### [Task prompt]
Which lines of the records contain "right"? Collect every one of them.

### [Provided material]
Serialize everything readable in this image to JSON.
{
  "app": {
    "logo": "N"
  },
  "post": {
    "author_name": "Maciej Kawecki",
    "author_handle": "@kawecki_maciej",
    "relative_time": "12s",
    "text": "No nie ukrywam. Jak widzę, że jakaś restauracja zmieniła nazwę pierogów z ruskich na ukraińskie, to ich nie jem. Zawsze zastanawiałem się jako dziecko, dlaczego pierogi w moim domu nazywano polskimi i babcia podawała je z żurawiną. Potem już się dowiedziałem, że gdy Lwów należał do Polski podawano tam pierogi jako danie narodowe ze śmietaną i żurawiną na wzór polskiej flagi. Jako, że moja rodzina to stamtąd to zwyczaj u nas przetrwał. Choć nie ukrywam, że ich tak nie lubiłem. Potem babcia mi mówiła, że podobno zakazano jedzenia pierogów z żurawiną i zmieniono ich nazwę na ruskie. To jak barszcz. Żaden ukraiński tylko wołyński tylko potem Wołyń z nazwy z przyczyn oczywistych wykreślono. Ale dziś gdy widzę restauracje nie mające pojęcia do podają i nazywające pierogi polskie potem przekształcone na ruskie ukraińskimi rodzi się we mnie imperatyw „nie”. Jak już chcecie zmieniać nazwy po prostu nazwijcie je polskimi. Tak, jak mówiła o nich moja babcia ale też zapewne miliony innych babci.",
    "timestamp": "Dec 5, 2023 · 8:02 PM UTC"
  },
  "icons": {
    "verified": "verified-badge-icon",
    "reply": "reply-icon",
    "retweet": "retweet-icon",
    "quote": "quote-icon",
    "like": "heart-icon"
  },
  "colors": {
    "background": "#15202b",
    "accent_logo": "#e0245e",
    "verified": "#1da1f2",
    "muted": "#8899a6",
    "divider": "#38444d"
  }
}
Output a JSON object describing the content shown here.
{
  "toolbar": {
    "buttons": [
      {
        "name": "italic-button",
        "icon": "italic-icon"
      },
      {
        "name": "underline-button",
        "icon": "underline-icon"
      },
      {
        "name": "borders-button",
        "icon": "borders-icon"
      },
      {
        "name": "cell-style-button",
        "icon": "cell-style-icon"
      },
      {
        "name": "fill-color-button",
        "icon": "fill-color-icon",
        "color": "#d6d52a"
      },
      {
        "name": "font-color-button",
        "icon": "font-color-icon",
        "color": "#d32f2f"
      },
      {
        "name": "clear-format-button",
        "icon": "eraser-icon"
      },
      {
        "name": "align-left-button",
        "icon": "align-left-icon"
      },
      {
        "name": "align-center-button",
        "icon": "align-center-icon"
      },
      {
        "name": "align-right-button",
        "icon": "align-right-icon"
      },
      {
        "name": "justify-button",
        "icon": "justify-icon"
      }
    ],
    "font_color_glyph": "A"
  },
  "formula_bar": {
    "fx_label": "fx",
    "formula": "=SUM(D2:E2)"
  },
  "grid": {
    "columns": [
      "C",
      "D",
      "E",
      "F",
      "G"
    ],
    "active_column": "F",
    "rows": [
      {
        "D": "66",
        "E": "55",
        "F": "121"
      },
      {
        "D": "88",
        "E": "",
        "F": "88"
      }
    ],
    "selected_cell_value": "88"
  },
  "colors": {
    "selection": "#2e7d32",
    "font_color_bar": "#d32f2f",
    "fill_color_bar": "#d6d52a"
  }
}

### [Correct answer]
        "name": "align-right-button",
        "icon": "align-right-icon"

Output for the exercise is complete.